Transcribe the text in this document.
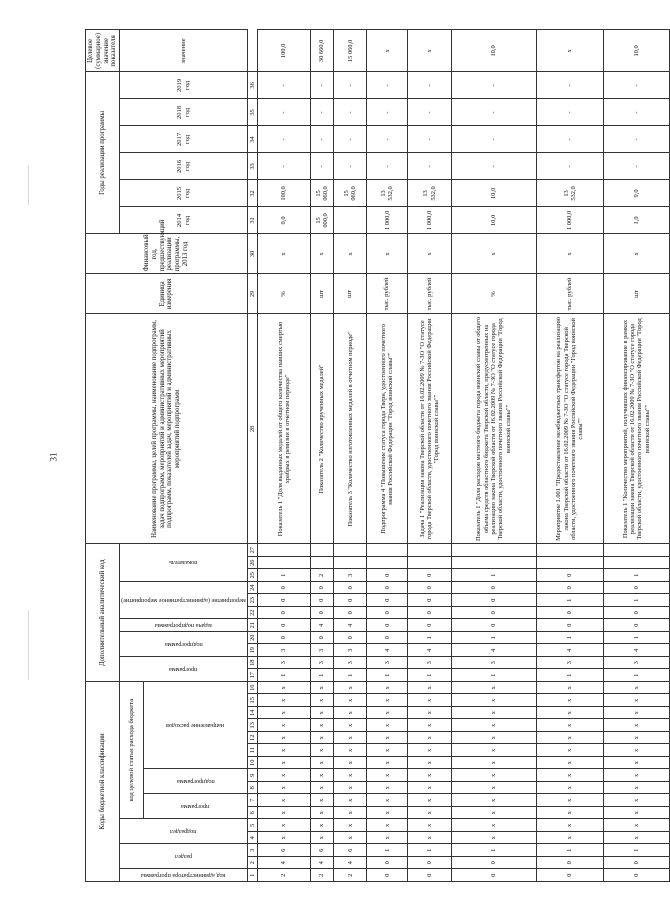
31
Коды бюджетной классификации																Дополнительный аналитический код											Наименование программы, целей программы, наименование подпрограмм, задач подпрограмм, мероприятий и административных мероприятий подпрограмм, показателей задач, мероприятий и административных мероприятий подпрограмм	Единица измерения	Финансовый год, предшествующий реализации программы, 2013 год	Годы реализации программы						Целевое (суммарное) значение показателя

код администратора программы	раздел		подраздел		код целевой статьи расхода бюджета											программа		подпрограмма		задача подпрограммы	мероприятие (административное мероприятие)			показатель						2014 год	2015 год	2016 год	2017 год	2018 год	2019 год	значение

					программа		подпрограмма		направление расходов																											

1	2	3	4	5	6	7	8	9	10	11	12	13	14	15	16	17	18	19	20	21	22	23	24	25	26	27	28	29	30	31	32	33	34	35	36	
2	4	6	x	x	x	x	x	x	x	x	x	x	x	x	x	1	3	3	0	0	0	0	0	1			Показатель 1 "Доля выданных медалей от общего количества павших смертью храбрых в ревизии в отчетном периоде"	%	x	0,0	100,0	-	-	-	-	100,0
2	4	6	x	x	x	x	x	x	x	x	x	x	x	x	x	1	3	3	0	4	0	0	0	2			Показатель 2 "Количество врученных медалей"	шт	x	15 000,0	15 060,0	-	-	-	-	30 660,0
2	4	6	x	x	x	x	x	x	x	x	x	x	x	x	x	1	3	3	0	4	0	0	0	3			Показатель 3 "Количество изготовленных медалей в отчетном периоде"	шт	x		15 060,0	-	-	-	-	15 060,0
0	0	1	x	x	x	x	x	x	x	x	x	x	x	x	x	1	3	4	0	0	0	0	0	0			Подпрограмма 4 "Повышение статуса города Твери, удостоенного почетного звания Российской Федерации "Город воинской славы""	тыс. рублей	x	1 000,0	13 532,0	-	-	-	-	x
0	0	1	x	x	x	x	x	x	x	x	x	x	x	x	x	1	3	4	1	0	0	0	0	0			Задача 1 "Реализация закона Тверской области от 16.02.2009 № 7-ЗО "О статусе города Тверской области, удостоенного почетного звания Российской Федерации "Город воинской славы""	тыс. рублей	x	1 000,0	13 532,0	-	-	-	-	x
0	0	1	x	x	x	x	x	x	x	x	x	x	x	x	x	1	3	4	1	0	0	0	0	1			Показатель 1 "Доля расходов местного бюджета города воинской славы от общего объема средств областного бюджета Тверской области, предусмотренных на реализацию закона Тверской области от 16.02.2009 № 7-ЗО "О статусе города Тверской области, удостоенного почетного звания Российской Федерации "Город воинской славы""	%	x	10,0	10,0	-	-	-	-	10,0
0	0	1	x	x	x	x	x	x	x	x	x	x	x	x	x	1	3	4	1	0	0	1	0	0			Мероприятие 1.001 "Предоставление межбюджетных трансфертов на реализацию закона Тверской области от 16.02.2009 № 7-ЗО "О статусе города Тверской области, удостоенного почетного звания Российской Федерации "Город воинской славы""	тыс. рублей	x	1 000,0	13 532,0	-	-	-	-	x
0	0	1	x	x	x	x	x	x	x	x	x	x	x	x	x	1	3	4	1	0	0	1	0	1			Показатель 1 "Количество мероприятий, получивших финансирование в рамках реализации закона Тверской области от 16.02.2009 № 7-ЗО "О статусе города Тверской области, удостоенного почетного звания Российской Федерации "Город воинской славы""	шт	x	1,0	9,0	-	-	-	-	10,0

...

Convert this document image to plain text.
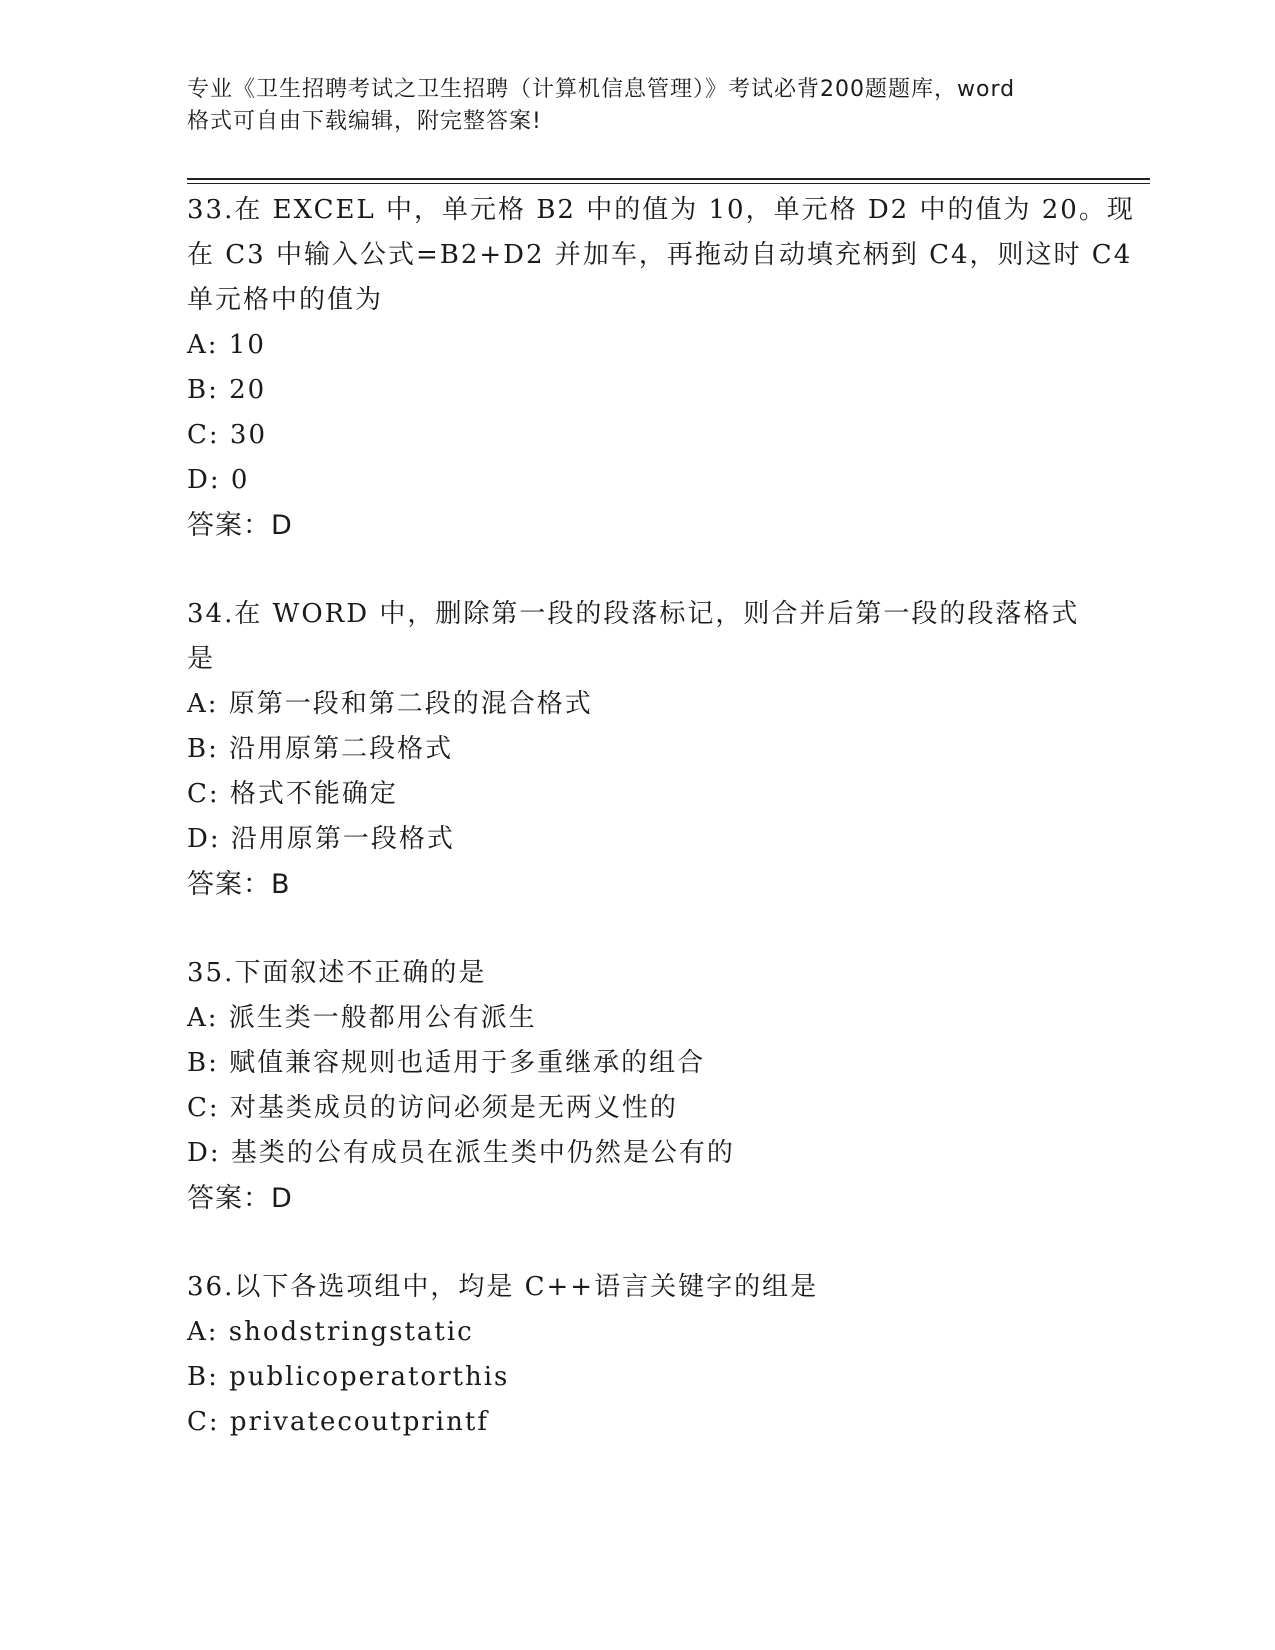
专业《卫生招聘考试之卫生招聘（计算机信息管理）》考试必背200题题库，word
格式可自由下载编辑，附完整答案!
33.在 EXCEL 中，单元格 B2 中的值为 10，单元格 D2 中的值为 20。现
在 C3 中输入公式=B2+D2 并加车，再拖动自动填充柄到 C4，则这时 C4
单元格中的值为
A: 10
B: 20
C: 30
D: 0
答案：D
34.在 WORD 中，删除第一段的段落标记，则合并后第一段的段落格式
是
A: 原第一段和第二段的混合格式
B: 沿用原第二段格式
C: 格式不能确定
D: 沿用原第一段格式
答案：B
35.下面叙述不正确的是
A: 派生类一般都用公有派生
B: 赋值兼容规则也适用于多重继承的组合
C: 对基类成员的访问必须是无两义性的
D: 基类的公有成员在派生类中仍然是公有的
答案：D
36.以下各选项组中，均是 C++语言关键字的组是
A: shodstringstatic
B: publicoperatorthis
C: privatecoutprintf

### Description of the task
Look through the entries above for the word "почетного". Copy every line where it shows up.

### Task answer
0	0	1	x	x	x	x	x	x	x	x	x	x	x	x	x	1	3	4	0	0	0	0	0	0			Подпрограмма 4 "Повышение статуса города Твери, удостоенного почетного звания Российской Федерации "Город воинской славы""	тыс. рублей	x	1 000,0	13 532,0	-	-	-	-	x
0	0	1	x	x	x	x	x	x	x	x	x	x	x	x	x	1	3	4	1	0	0	0	0	0			Задача 1 "Реализация закона Тверской области от 16.02.2009 № 7-ЗО "О статусе города Тверской области, удостоенного почетного звания Российской Федерации "Город воинской славы""	тыс. рублей	x	1 000,0	13 532,0	-	-	-	-	x
0	0	1	x	x	x	x	x	x	x	x	x	x	x	x	x	1	3	4	1	0	0	0	0	1			Показатель 1 "Доля расходов местного бюджета города воинской славы от общего объема средств областного бюджета Тверской области, предусмотренных на реализацию закона Тверской области от 16.02.2009 № 7-ЗО "О статусе города Тверской области, удостоенного почетного звания Российской Федерации "Город воинской славы""	%	x	10,0	10,0	-	-	-	-	10,0
0	0	1	x	x	x	x	x	x	x	x	x	x	x	x	x	1	3	4	1	0	0	1	0	0			Мероприятие 1.001 "Предоставление межбюджетных трансфертов на реализацию закона Тверской области от 16.02.2009 № 7-ЗО "О статусе города Тверской области, удостоенного почетного звания Российской Федерации "Город воинской славы""	тыс. рублей	x	1 000,0	13 532,0	-	-	-	-	x
0	0	1	x	x	x	x	x	x	x	x	x	x	x	x	x	1	3	4	1	0	0	1	0	1			Показатель 1 "Количество мероприятий, получивших финансирование в рамках реализации закона Тверской области от 16.02.2009 № 7-ЗО "О статусе города Тверской области, удостоенного почетного звания Российской Федерации "Город воинской славы""	шт	x	1,0	9,0	-	-	-	-	10,0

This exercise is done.